[START OF Task input]

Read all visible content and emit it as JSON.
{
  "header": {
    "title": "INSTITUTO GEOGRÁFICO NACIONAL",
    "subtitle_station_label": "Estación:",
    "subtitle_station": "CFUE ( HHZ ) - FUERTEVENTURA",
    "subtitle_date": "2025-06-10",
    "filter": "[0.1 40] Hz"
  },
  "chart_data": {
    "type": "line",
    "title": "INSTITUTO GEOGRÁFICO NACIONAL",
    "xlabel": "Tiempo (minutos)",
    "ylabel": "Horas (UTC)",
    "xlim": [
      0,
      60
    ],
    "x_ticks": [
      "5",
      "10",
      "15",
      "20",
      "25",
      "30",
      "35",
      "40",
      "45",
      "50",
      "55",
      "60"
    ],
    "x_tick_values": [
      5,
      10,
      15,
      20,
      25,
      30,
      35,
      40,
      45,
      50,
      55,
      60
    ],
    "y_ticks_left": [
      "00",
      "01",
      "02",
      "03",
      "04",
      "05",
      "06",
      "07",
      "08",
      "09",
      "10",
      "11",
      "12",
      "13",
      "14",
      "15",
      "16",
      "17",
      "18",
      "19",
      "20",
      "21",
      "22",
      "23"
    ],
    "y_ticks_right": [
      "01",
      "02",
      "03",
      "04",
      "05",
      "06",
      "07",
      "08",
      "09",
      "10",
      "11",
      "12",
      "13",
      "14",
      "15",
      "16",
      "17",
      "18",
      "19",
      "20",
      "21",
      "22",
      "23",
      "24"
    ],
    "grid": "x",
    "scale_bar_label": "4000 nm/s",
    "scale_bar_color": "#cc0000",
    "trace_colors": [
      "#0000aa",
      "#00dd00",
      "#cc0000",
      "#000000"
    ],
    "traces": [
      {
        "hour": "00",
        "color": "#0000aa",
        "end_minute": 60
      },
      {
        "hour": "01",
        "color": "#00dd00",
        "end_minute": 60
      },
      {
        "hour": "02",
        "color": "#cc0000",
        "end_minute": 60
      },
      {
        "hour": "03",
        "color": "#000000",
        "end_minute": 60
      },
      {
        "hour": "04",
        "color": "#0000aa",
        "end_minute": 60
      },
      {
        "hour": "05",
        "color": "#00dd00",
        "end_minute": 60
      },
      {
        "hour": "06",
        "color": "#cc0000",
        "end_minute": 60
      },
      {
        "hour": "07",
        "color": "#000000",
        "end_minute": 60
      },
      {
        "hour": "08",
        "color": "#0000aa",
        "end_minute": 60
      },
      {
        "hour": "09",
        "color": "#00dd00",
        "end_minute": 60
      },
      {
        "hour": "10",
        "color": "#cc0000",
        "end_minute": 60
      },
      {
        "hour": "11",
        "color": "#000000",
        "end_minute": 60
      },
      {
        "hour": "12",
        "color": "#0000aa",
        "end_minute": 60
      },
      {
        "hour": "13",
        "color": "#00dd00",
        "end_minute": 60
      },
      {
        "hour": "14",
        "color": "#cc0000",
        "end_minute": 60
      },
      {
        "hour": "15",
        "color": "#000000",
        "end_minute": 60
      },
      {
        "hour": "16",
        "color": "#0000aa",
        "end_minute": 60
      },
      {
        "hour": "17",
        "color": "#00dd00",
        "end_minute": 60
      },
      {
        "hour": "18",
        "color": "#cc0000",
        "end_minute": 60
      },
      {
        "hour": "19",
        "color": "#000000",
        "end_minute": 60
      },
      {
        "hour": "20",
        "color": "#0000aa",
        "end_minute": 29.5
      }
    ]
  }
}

[END OF Task input]

Given task = Output the records above in their entirety, exactly.

Solution below =
Read all visible content and emit it as JSON.
{
  "header": {
    "title": "INSTITUTO GEOGRÁFICO NACIONAL",
    "subtitle_station_label": "Estación:",
    "subtitle_station": "CFUE ( HHZ ) - FUERTEVENTURA",
    "subtitle_date": "2025-06-10",
    "filter": "[0.1 40] Hz"
  },
  "chart_data": {
    "type": "line",
    "title": "INSTITUTO GEOGRÁFICO NACIONAL",
    "xlabel": "Tiempo (minutos)",
    "ylabel": "Horas (UTC)",
    "xlim": [
      0,
      60
    ],
    "x_ticks": [
      "5",
      "10",
      "15",
      "20",
      "25",
      "30",
      "35",
      "40",
      "45",
      "50",
      "55",
      "60"
    ],
    "x_tick_values": [
      5,
      10,
      15,
      20,
      25,
      30,
      35,
      40,
      45,
      50,
      55,
      60
    ],
    "y_ticks_left": [
      "00",
      "01",
      "02",
      "03",
      "04",
      "05",
      "06",
      "07",
      "08",
      "09",
      "10",
      "11",
      "12",
      "13",
      "14",
      "15",
      "16",
      "17",
      "18",
      "19",
      "20",
      "21",
      "22",
      "23"
    ],
    "y_ticks_right": [
      "01",
      "02",
      "03",
      "04",
      "05",
      "06",
      "07",
      "08",
      "09",
      "10",
      "11",
      "12",
      "13",
      "14",
      "15",
      "16",
      "17",
      "18",
      "19",
      "20",
      "21",
      "22",
      "23",
      "24"
    ],
    "grid": "x",
    "scale_bar_label": "4000 nm/s",
    "scale_bar_color": "#cc0000",
    "trace_colors": [
      "#0000aa",
      "#00dd00",
      "#cc0000",
      "#000000"
    ],
    "traces": [
      {
        "hour": "00",
        "color": "#0000aa",
        "end_minute": 60
      },
      {
        "hour": "01",
        "color": "#00dd00",
        "end_minute": 60
      },
      {
        "hour": "02",
        "color": "#cc0000",
        "end_minute": 60
      },
      {
        "hour": "03",
        "color": "#000000",
        "end_minute": 60
      },
      {
        "hour": "04",
        "color": "#0000aa",
        "end_minute": 60
      },
      {
        "hour": "05",
        "color": "#00dd00",
        "end_minute": 60
      },
      {
        "hour": "06",
        "color": "#cc0000",
        "end_minute": 60
      },
      {
        "hour": "07",
        "color": "#000000",
        "end_minute": 60
      },
      {
        "hour": "08",
        "color": "#0000aa",
        "end_minute": 60
      },
      {
        "hour": "09",
        "color": "#00dd00",
        "end_minute": 60
      },
      {
        "hour": "10",
        "color": "#cc0000",
        "end_minute": 60
      },
      {
        "hour": "11",
        "color": "#000000",
        "end_minute": 60
      },
      {
        "hour": "12",
        "color": "#0000aa",
        "end_minute": 60
      },
      {
        "hour": "13",
        "color": "#00dd00",
        "end_minute": 60
      },
      {
        "hour": "14",
        "color": "#cc0000",
        "end_minute": 60
      },
      {
        "hour": "15",
        "color": "#000000",
        "end_minute": 60
      },
      {
        "hour": "16",
        "color": "#0000aa",
        "end_minute": 60
      },
      {
        "hour": "17",
        "color": "#00dd00",
        "end_minute": 60
      },
      {
        "hour": "18",
        "color": "#cc0000",
        "end_minute": 60
      },
      {
        "hour": "19",
        "color": "#000000",
        "end_minute": 60
      },
      {
        "hour": "20",
        "color": "#0000aa",
        "end_minute": 29.5
      }
    ]
  }
}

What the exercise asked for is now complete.